-- THE DATA --
━━━━

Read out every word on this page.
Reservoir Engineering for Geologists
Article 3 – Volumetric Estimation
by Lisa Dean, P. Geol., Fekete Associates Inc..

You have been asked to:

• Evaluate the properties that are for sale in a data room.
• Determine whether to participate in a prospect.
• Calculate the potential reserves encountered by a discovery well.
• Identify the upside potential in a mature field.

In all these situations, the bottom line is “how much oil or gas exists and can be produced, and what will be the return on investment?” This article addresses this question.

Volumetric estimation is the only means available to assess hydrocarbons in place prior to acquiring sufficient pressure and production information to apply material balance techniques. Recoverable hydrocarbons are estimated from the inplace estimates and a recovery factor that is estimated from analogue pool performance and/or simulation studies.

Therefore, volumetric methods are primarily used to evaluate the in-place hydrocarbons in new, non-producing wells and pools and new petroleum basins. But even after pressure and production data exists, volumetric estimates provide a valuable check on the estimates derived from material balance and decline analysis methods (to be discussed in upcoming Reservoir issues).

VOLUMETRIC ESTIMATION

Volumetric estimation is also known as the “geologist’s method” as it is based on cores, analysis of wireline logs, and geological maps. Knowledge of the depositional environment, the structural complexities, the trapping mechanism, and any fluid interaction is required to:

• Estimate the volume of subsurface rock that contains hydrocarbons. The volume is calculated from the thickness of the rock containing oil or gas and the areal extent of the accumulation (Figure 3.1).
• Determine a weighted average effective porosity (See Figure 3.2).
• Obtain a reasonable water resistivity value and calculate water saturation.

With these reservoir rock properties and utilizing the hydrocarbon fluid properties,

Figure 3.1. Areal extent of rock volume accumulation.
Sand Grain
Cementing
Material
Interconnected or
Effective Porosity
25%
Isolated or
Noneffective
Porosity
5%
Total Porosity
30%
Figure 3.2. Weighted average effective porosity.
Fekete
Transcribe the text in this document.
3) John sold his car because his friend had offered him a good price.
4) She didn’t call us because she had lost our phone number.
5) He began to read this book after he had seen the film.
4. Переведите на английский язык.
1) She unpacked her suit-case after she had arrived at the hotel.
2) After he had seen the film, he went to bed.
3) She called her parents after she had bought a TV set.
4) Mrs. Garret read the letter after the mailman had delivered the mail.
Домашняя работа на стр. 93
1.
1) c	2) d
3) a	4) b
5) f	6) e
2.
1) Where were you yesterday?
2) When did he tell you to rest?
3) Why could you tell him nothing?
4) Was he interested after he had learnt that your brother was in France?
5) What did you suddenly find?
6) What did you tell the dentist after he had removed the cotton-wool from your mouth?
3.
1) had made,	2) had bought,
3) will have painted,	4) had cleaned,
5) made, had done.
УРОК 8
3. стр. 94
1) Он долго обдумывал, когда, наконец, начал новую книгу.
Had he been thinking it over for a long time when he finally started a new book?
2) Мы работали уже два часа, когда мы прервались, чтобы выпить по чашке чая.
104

━━━━

Search the entries for the string "this" and collect each line that has it.

Read out every word on this page.
In all these situations, the bottom line is “how much oil or gas exists and can be produced, and what will be the return on investment?” This article addresses this question.
Transcribe the text in this document.
5) He began to read this book after he had seen the film.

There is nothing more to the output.